Quote the listing below in full and exactly as written, but omit every picture.
==== Recorded information ====
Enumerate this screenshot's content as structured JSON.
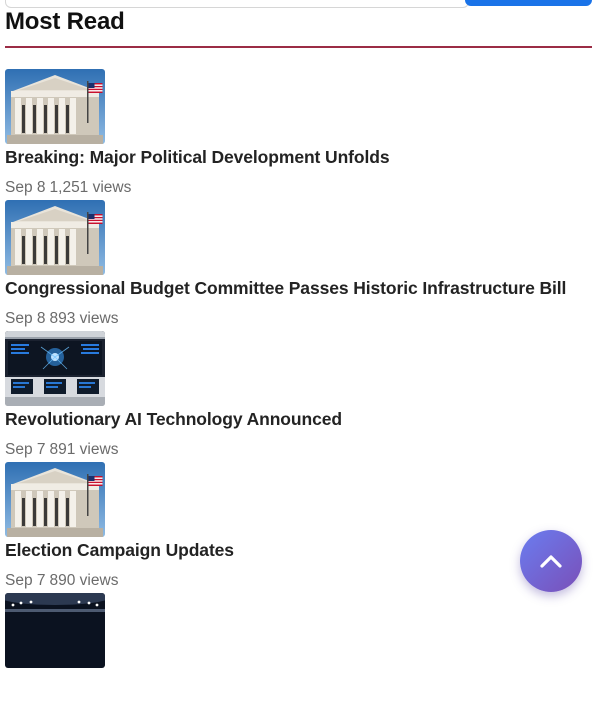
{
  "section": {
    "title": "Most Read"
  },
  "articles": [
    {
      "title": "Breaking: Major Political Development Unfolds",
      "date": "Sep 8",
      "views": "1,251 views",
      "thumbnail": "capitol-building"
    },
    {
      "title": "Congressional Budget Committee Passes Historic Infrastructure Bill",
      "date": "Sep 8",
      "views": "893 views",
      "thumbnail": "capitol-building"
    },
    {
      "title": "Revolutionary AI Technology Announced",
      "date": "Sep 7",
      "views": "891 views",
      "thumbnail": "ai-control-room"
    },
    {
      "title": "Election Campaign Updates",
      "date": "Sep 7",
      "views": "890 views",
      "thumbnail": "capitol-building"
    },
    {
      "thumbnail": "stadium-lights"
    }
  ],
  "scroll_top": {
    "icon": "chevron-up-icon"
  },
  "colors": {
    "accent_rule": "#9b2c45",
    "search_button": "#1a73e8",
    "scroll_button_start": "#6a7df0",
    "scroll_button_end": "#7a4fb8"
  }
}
====
▶ **Finished answer**:
Enumerate this screenshot's content as structured JSON.
{
  "section": {
    "title": "Most Read"
  },
  "articles": [
    {
      "title": "Breaking: Major Political Development Unfolds",
      "date": "Sep 8",
      "views": "1,251 views",
      "thumbnail": "capitol-building"
    },
    {
      "title": "Congressional Budget Committee Passes Historic Infrastructure Bill",
      "date": "Sep 8",
      "views": "893 views",
      "thumbnail": "capitol-building"
    },
    {
      "title": "Revolutionary AI Technology Announced",
      "date": "Sep 7",
      "views": "891 views",
      "thumbnail": "ai-control-room"
    },
    {
      "title": "Election Campaign Updates",
      "date": "Sep 7",
      "views": "890 views",
      "thumbnail": "capitol-building"
    },
    {
      "thumbnail": "stadium-lights"
    }
  ],
  "scroll_top": {
    "icon": "chevron-up-icon"
  },
  "colors": {
    "accent_rule": "#9b2c45",
    "search_button": "#1a73e8",
    "scroll_button_start": "#6a7df0",
    "scroll_button_end": "#7a4fb8"
  }
}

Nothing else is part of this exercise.